# [PROBLEM REQUIREMENTS]
Examine the records and identify each line that includes the string "this". Copy those lines.

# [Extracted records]
::::::::
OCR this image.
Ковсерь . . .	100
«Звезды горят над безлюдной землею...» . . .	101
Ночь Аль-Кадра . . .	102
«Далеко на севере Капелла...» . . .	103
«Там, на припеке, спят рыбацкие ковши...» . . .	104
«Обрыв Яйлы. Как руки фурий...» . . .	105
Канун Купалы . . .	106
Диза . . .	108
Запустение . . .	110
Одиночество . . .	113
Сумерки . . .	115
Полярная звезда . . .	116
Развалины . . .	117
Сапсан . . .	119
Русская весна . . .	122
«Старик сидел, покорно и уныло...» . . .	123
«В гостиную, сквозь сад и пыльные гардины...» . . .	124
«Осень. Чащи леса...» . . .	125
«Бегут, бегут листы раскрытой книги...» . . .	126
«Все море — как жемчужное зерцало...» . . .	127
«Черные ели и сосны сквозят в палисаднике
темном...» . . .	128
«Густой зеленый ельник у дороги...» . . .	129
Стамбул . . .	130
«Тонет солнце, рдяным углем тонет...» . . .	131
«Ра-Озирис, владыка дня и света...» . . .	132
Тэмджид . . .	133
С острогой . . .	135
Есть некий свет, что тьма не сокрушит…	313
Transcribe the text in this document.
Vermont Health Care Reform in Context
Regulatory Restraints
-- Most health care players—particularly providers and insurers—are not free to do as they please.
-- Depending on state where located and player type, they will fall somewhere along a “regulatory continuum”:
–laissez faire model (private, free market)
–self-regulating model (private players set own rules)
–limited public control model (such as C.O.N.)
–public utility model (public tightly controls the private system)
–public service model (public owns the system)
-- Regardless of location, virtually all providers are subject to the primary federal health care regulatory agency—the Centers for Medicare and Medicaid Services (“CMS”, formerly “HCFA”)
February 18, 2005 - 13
::::::::
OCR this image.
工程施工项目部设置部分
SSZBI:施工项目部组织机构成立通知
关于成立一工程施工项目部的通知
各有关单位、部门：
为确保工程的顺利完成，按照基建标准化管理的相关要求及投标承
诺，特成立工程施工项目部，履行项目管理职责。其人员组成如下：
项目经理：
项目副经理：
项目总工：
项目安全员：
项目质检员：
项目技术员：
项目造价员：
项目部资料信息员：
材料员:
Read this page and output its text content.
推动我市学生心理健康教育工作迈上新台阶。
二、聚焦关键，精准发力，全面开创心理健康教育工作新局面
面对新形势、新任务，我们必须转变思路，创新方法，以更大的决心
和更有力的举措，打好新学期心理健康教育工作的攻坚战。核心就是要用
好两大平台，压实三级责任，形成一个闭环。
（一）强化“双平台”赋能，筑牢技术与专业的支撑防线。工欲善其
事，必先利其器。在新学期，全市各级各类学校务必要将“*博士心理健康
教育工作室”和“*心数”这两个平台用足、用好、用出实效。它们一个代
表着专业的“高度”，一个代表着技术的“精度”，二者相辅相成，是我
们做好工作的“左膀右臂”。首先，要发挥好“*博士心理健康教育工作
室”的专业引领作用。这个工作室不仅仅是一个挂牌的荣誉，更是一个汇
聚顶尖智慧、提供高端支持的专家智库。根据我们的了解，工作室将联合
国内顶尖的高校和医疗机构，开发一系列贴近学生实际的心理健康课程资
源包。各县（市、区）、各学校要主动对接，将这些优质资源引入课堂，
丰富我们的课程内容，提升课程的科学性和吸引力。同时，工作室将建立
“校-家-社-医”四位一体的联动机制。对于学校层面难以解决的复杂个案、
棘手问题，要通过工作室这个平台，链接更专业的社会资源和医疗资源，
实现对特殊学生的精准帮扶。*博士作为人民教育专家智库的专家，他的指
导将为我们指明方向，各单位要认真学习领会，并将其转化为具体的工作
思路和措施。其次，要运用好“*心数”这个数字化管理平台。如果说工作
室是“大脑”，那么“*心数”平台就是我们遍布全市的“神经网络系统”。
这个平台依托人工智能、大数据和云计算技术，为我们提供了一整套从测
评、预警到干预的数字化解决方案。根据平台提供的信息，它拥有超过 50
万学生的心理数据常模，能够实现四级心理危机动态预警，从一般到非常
::::::::
# [RESULT OF THE TASK]
OCR this image.
Transcribe the text in this document.
OCR this image.
Read this page and output its text content.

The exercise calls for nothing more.